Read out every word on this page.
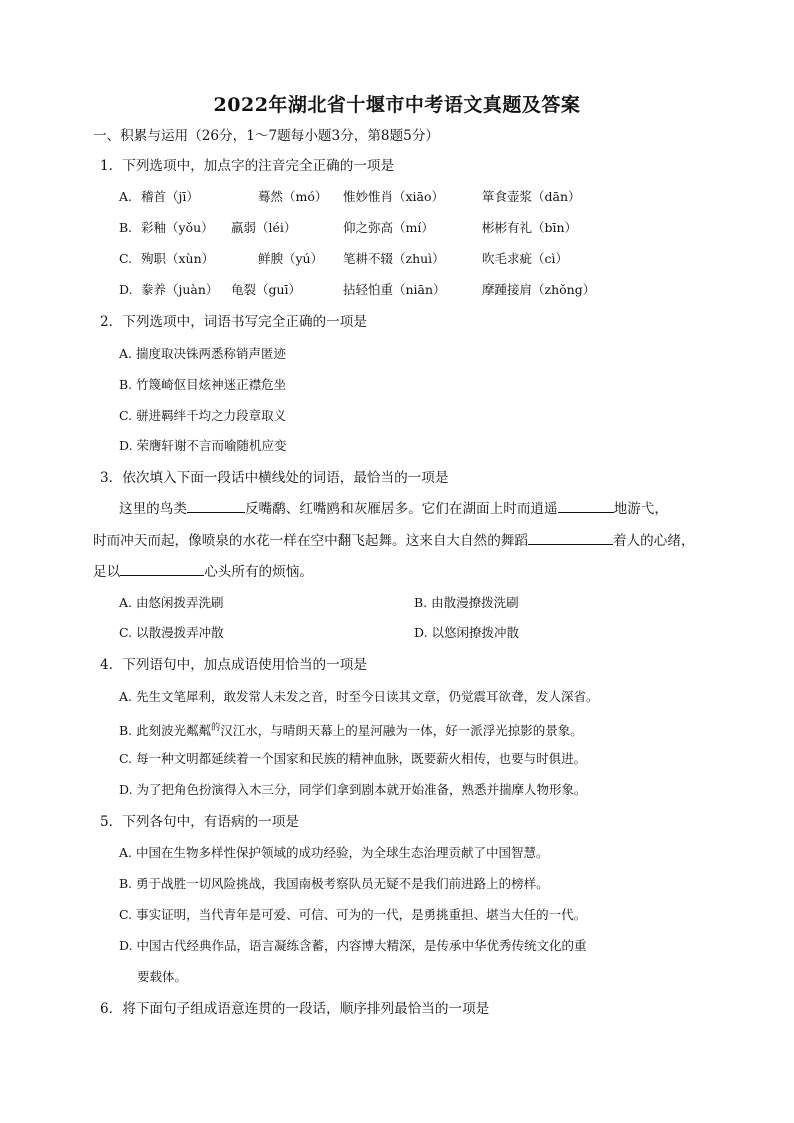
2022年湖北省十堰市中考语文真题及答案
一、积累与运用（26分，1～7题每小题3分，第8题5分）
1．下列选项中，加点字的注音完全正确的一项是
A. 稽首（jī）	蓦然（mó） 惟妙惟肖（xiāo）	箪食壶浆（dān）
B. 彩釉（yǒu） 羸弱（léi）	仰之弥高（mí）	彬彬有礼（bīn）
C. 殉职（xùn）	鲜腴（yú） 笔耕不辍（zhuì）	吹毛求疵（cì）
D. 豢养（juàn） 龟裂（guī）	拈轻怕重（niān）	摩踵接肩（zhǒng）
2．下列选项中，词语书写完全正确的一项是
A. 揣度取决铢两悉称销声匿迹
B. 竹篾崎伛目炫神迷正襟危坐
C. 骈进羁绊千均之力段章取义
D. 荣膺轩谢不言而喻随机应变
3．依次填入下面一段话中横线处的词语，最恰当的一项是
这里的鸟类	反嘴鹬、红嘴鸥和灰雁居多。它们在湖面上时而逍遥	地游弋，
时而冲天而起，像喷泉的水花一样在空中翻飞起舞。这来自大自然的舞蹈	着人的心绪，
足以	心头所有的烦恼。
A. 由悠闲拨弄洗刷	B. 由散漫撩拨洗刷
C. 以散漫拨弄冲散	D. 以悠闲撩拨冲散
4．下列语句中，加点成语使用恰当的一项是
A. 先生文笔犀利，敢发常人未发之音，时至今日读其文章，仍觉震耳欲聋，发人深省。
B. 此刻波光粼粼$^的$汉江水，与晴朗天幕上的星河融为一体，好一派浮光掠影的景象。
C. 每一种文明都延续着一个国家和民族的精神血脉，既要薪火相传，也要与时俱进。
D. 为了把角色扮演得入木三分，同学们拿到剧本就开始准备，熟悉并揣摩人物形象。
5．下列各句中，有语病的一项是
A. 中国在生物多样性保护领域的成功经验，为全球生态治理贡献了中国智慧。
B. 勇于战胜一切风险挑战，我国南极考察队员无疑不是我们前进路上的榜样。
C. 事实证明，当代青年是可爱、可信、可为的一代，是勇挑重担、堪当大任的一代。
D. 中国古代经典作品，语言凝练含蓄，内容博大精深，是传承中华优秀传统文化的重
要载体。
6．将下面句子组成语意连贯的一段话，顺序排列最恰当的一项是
-*-
● WORK TO COMPLETE
Reproduce the data above in full, exactly as it is, with the pictures left out.

● SOLUTION FOR THIS TASK
Read out every word on this page.
2022年湖北省十堰市中考语文真题及答案
一、积累与运用（26分，1～7题每小题3分，第8题5分）
1．下列选项中，加点字的注音完全正确的一项是
A. 稽首（jī）	蓦然（mó） 惟妙惟肖（xiāo）	箪食壶浆（dān）
B. 彩釉（yǒu） 羸弱（léi）	仰之弥高（mí）	彬彬有礼（bīn）
C. 殉职（xùn）	鲜腴（yú） 笔耕不辍（zhuì）	吹毛求疵（cì）
D. 豢养（juàn） 龟裂（guī）	拈轻怕重（niān）	摩踵接肩（zhǒng）
2．下列选项中，词语书写完全正确的一项是
A. 揣度取决铢两悉称销声匿迹
B. 竹篾崎伛目炫神迷正襟危坐
C. 骈进羁绊千均之力段章取义
D. 荣膺轩谢不言而喻随机应变
3．依次填入下面一段话中横线处的词语，最恰当的一项是
这里的鸟类	反嘴鹬、红嘴鸥和灰雁居多。它们在湖面上时而逍遥	地游弋，
时而冲天而起，像喷泉的水花一样在空中翻飞起舞。这来自大自然的舞蹈	着人的心绪，
足以	心头所有的烦恼。
A. 由悠闲拨弄洗刷	B. 由散漫撩拨洗刷
C. 以散漫拨弄冲散	D. 以悠闲撩拨冲散
4．下列语句中，加点成语使用恰当的一项是
A. 先生文笔犀利，敢发常人未发之音，时至今日读其文章，仍觉震耳欲聋，发人深省。
B. 此刻波光粼粼$^的$汉江水，与晴朗天幕上的星河融为一体，好一派浮光掠影的景象。
C. 每一种文明都延续着一个国家和民族的精神血脉，既要薪火相传，也要与时俱进。
D. 为了把角色扮演得入木三分，同学们拿到剧本就开始准备，熟悉并揣摩人物形象。
5．下列各句中，有语病的一项是
A. 中国在生物多样性保护领域的成功经验，为全球生态治理贡献了中国智慧。
B. 勇于战胜一切风险挑战，我国南极考察队员无疑不是我们前进路上的榜样。
C. 事实证明，当代青年是可爱、可信、可为的一代，是勇挑重担、堪当大任的一代。
D. 中国古代经典作品，语言凝练含蓄，内容博大精深，是传承中华优秀传统文化的重
要载体。
6．将下面句子组成语意连贯的一段话，顺序排列最恰当的一项是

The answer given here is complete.